A block of data
[BEGIN]
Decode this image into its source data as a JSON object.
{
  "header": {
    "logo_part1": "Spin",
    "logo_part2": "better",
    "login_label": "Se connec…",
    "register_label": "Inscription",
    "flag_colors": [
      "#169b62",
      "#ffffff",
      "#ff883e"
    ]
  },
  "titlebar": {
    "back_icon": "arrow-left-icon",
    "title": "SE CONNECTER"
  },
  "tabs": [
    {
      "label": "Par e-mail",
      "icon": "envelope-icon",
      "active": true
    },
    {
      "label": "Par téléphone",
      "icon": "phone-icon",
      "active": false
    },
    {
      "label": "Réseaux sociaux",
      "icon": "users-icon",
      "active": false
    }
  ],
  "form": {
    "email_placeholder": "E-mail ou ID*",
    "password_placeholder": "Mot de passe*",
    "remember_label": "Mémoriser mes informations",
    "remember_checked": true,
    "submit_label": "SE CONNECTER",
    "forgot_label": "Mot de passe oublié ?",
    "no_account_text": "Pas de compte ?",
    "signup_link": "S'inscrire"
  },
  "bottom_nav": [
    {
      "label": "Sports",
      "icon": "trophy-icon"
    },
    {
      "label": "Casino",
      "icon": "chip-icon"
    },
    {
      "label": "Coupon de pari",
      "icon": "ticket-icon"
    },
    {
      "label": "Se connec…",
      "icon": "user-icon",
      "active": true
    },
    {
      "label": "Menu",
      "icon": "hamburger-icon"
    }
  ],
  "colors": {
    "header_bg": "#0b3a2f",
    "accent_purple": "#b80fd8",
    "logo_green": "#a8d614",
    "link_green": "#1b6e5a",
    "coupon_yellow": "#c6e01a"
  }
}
[END]
Stated task — Retype the listing above in full, with no alterations.

Expected answer —
Decode this image into its source data as a JSON object.
{
  "header": {
    "logo_part1": "Spin",
    "logo_part2": "better",
    "login_label": "Se connec…",
    "register_label": "Inscription",
    "flag_colors": [
      "#169b62",
      "#ffffff",
      "#ff883e"
    ]
  },
  "titlebar": {
    "back_icon": "arrow-left-icon",
    "title": "SE CONNECTER"
  },
  "tabs": [
    {
      "label": "Par e-mail",
      "icon": "envelope-icon",
      "active": true
    },
    {
      "label": "Par téléphone",
      "icon": "phone-icon",
      "active": false
    },
    {
      "label": "Réseaux sociaux",
      "icon": "users-icon",
      "active": false
    }
  ],
  "form": {
    "email_placeholder": "E-mail ou ID*",
    "password_placeholder": "Mot de passe*",
    "remember_label": "Mémoriser mes informations",
    "remember_checked": true,
    "submit_label": "SE CONNECTER",
    "forgot_label": "Mot de passe oublié ?",
    "no_account_text": "Pas de compte ?",
    "signup_link": "S'inscrire"
  },
  "bottom_nav": [
    {
      "label": "Sports",
      "icon": "trophy-icon"
    },
    {
      "label": "Casino",
      "icon": "chip-icon"
    },
    {
      "label": "Coupon de pari",
      "icon": "ticket-icon"
    },
    {
      "label": "Se connec…",
      "icon": "user-icon",
      "active": true
    },
    {
      "label": "Menu",
      "icon": "hamburger-icon"
    }
  ],
  "colors": {
    "header_bg": "#0b3a2f",
    "accent_purple": "#b80fd8",
    "logo_green": "#a8d614",
    "link_green": "#1b6e5a",
    "coupon_yellow": "#c6e01a"
  }
}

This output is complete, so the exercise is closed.